/---
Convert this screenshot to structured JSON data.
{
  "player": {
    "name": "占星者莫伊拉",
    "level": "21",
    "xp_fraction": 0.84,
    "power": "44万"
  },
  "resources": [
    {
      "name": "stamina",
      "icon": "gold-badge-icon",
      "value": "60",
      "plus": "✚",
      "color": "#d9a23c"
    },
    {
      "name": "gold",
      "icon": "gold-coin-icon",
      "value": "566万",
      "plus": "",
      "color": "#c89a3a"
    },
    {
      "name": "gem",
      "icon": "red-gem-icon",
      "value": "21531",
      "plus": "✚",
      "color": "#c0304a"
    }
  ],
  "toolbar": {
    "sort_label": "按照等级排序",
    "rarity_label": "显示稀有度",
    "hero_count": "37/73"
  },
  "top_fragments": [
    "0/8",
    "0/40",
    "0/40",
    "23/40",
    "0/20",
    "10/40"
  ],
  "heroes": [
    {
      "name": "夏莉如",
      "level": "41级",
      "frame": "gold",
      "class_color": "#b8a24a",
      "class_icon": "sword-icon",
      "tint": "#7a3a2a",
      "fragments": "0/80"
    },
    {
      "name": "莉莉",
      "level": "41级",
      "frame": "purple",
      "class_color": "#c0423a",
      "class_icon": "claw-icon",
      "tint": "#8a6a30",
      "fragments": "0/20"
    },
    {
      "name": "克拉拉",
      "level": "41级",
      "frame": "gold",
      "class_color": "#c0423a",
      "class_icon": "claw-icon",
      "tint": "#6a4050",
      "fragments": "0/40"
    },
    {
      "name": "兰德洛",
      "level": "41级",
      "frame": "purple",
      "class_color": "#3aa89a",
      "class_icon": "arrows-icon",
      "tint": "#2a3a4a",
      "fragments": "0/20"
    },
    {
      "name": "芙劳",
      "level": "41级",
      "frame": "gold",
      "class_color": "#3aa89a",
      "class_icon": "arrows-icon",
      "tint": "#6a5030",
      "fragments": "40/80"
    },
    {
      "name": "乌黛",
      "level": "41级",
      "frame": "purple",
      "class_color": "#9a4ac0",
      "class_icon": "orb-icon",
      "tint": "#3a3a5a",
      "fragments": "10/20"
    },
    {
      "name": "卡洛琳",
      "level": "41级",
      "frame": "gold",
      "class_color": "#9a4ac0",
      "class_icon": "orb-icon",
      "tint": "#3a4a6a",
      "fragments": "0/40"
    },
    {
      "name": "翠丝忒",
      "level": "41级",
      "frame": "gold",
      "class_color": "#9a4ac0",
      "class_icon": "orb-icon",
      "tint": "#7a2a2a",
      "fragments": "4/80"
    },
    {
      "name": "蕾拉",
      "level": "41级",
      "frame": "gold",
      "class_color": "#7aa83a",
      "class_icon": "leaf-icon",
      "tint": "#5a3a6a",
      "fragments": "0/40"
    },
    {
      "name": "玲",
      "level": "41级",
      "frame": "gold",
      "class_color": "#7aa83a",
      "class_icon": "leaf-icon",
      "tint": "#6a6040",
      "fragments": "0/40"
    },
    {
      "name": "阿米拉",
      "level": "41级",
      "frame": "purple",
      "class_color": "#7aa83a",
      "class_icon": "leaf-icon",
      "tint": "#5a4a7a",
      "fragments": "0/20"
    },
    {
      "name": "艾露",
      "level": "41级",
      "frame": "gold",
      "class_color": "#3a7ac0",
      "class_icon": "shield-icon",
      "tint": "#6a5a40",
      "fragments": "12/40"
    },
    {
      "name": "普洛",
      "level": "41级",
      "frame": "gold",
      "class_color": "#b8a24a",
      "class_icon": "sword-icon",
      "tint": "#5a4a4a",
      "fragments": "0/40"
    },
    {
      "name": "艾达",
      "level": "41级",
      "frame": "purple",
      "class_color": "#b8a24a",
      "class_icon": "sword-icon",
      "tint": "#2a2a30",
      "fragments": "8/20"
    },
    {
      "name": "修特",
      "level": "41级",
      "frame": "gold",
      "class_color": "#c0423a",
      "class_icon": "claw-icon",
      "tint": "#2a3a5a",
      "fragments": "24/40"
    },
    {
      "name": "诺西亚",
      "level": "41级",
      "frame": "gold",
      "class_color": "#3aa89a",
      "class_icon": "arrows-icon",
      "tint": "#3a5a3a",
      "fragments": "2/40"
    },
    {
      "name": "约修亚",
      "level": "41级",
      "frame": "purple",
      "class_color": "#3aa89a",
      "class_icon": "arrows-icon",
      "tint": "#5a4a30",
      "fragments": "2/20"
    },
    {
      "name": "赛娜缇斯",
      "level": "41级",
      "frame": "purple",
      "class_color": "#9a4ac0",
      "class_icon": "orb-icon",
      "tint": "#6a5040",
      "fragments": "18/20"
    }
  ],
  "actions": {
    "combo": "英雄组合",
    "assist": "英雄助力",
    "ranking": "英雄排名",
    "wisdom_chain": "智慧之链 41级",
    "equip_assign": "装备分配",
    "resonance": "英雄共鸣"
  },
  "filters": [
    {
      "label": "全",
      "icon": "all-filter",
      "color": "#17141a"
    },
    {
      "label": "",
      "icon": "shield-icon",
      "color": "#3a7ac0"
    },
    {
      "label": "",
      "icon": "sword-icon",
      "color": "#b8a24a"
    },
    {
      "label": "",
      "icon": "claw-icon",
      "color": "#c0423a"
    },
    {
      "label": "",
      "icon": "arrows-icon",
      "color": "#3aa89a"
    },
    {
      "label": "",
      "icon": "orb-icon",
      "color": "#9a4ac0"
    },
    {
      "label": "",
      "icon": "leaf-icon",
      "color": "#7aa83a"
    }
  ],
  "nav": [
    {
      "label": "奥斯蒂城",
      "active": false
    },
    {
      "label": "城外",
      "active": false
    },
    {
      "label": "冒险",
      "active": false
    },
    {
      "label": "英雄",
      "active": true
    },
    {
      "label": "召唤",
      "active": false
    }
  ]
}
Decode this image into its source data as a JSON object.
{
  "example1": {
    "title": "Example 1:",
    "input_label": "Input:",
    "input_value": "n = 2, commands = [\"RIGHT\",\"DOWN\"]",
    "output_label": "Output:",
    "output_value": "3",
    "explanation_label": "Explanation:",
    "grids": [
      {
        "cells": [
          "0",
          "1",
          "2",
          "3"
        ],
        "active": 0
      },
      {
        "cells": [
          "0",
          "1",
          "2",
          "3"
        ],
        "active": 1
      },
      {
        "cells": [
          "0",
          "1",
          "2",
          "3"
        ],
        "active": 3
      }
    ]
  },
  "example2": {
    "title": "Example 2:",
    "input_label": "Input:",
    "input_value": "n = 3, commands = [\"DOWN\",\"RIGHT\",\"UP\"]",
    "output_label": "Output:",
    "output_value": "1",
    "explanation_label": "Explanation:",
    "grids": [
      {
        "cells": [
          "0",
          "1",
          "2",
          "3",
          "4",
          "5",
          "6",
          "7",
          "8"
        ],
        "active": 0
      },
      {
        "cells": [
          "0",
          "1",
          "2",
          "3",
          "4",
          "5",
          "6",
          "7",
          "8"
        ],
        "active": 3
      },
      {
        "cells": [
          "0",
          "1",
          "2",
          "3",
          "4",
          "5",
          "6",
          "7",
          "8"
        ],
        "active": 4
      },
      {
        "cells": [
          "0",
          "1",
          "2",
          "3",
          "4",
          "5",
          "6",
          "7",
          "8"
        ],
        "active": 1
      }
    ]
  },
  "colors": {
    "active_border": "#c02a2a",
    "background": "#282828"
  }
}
\---
Each record must be repeated exactly as it is.

Convert this screenshot to structured JSON data.
{
  "player": {
    "name": "占星者莫伊拉",
    "level": "21",
    "xp_fraction": 0.84,
    "power": "44万"
  },
  "resources": [
    {
      "name": "stamina",
      "icon": "gold-badge-icon",
      "value": "60",
      "plus": "✚",
      "color": "#d9a23c"
    },
    {
      "name": "gold",
      "icon": "gold-coin-icon",
      "value": "566万",
      "plus": "",
      "color": "#c89a3a"
    },
    {
      "name": "gem",
      "icon": "red-gem-icon",
      "value": "21531",
      "plus": "✚",
      "color": "#c0304a"
    }
  ],
  "toolbar": {
    "sort_label": "按照等级排序",
    "rarity_label": "显示稀有度",
    "hero_count": "37/73"
  },
  "top_fragments": [
    "0/8",
    "0/40",
    "0/40",
    "23/40",
    "0/20",
    "10/40"
  ],
  "heroes": [
    {
      "name": "夏莉如",
      "level": "41级",
      "frame": "gold",
      "class_color": "#b8a24a",
      "class_icon": "sword-icon",
      "tint": "#7a3a2a",
      "fragments": "0/80"
    },
    {
      "name": "莉莉",
      "level": "41级",
      "frame": "purple",
      "class_color": "#c0423a",
      "class_icon": "claw-icon",
      "tint": "#8a6a30",
      "fragments": "0/20"
    },
    {
      "name": "克拉拉",
      "level": "41级",
      "frame": "gold",
      "class_color": "#c0423a",
      "class_icon": "claw-icon",
      "tint": "#6a4050",
      "fragments": "0/40"
    },
    {
      "name": "兰德洛",
      "level": "41级",
      "frame": "purple",
      "class_color": "#3aa89a",
      "class_icon": "arrows-icon",
      "tint": "#2a3a4a",
      "fragments": "0/20"
    },
    {
      "name": "芙劳",
      "level": "41级",
      "frame": "gold",
      "class_color": "#3aa89a",
      "class_icon": "arrows-icon",
      "tint": "#6a5030",
      "fragments": "40/80"
    },
    {
      "name": "乌黛",
      "level": "41级",
      "frame": "purple",
      "class_color": "#9a4ac0",
      "class_icon": "orb-icon",
      "tint": "#3a3a5a",
      "fragments": "10/20"
    },
    {
      "name": "卡洛琳",
      "level": "41级",
      "frame": "gold",
      "class_color": "#9a4ac0",
      "class_icon": "orb-icon",
      "tint": "#3a4a6a",
      "fragments": "0/40"
    },
    {
      "name": "翠丝忒",
      "level": "41级",
      "frame": "gold",
      "class_color": "#9a4ac0",
      "class_icon": "orb-icon",
      "tint": "#7a2a2a",
      "fragments": "4/80"
    },
    {
      "name": "蕾拉",
      "level": "41级",
      "frame": "gold",
      "class_color": "#7aa83a",
      "class_icon": "leaf-icon",
      "tint": "#5a3a6a",
      "fragments": "0/40"
    },
    {
      "name": "玲",
      "level": "41级",
      "frame": "gold",
      "class_color": "#7aa83a",
      "class_icon": "leaf-icon",
      "tint": "#6a6040",
      "fragments": "0/40"
    },
    {
      "name": "阿米拉",
      "level": "41级",
      "frame": "purple",
      "class_color": "#7aa83a",
      "class_icon": "leaf-icon",
      "tint": "#5a4a7a",
      "fragments": "0/20"
    },
    {
      "name": "艾露",
      "level": "41级",
      "frame": "gold",
      "class_color": "#3a7ac0",
      "class_icon": "shield-icon",
      "tint": "#6a5a40",
      "fragments": "12/40"
    },
    {
      "name": "普洛",
      "level": "41级",
      "frame": "gold",
      "class_color": "#b8a24a",
      "class_icon": "sword-icon",
      "tint": "#5a4a4a",
      "fragments": "0/40"
    },
    {
      "name": "艾达",
      "level": "41级",
      "frame": "purple",
      "class_color": "#b8a24a",
      "class_icon": "sword-icon",
      "tint": "#2a2a30",
      "fragments": "8/20"
    },
    {
      "name": "修特",
      "level": "41级",
      "frame": "gold",
      "class_color": "#c0423a",
      "class_icon": "claw-icon",
      "tint": "#2a3a5a",
      "fragments": "24/40"
    },
    {
      "name": "诺西亚",
      "level": "41级",
      "frame": "gold",
      "class_color": "#3aa89a",
      "class_icon": "arrows-icon",
      "tint": "#3a5a3a",
      "fragments": "2/40"
    },
    {
      "name": "约修亚",
      "level": "41级",
      "frame": "purple",
      "class_color": "#3aa89a",
      "class_icon": "arrows-icon",
      "tint": "#5a4a30",
      "fragments": "2/20"
    },
    {
      "name": "赛娜缇斯",
      "level": "41级",
      "frame": "purple",
      "class_color": "#9a4ac0",
      "class_icon": "orb-icon",
      "tint": "#6a5040",
      "fragments": "18/20"
    }
  ],
  "actions": {
    "combo": "英雄组合",
    "assist": "英雄助力",
    "ranking": "英雄排名",
    "wisdom_chain": "智慧之链 41级",
    "equip_assign": "装备分配",
    "resonance": "英雄共鸣"
  },
  "filters": [
    {
      "label": "全",
      "icon": "all-filter",
      "color": "#17141a"
    },
    {
      "label": "",
      "icon": "shield-icon",
      "color": "#3a7ac0"
    },
    {
      "label": "",
      "icon": "sword-icon",
      "color": "#b8a24a"
    },
    {
      "label": "",
      "icon": "claw-icon",
      "color": "#c0423a"
    },
    {
      "label": "",
      "icon": "arrows-icon",
      "color": "#3aa89a"
    },
    {
      "label": "",
      "icon": "orb-icon",
      "color": "#9a4ac0"
    },
    {
      "label": "",
      "icon": "leaf-icon",
      "color": "#7aa83a"
    }
  ],
  "nav": [
    {
      "label": "奥斯蒂城",
      "active": false
    },
    {
      "label": "城外",
      "active": false
    },
    {
      "label": "冒险",
      "active": false
    },
    {
      "label": "英雄",
      "active": true
    },
    {
      "label": "召唤",
      "active": false
    }
  ]
}
Decode this image into its source data as a JSON object.
{
  "example1": {
    "title": "Example 1:",
    "input_label": "Input:",
    "input_value": "n = 2, commands = [\"RIGHT\",\"DOWN\"]",
    "output_label": "Output:",
    "output_value": "3",
    "explanation_label": "Explanation:",
    "grids": [
      {
        "cells": [
          "0",
          "1",
          "2",
          "3"
        ],
        "active": 0
      },
      {
        "cells": [
          "0",
          "1",
          "2",
          "3"
        ],
        "active": 1
      },
      {
        "cells": [
          "0",
          "1",
          "2",
          "3"
        ],
        "active": 3
      }
    ]
  },
  "example2": {
    "title": "Example 2:",
    "input_label": "Input:",
    "input_value": "n = 3, commands = [\"DOWN\",\"RIGHT\",\"UP\"]",
    "output_label": "Output:",
    "output_value": "1",
    "explanation_label": "Explanation:",
    "grids": [
      {
        "cells": [
          "0",
          "1",
          "2",
          "3",
          "4",
          "5",
          "6",
          "7",
          "8"
        ],
        "active": 0
      },
      {
        "cells": [
          "0",
          "1",
          "2",
          "3",
          "4",
          "5",
          "6",
          "7",
          "8"
        ],
        "active": 3
      },
      {
        "cells": [
          "0",
          "1",
          "2",
          "3",
          "4",
          "5",
          "6",
          "7",
          "8"
        ],
        "active": 4
      },
      {
        "cells": [
          "0",
          "1",
          "2",
          "3",
          "4",
          "5",
          "6",
          "7",
          "8"
        ],
        "active": 1
      }
    ]
  },
  "colors": {
    "active_border": "#c02a2a",
    "background": "#282828"
  }
}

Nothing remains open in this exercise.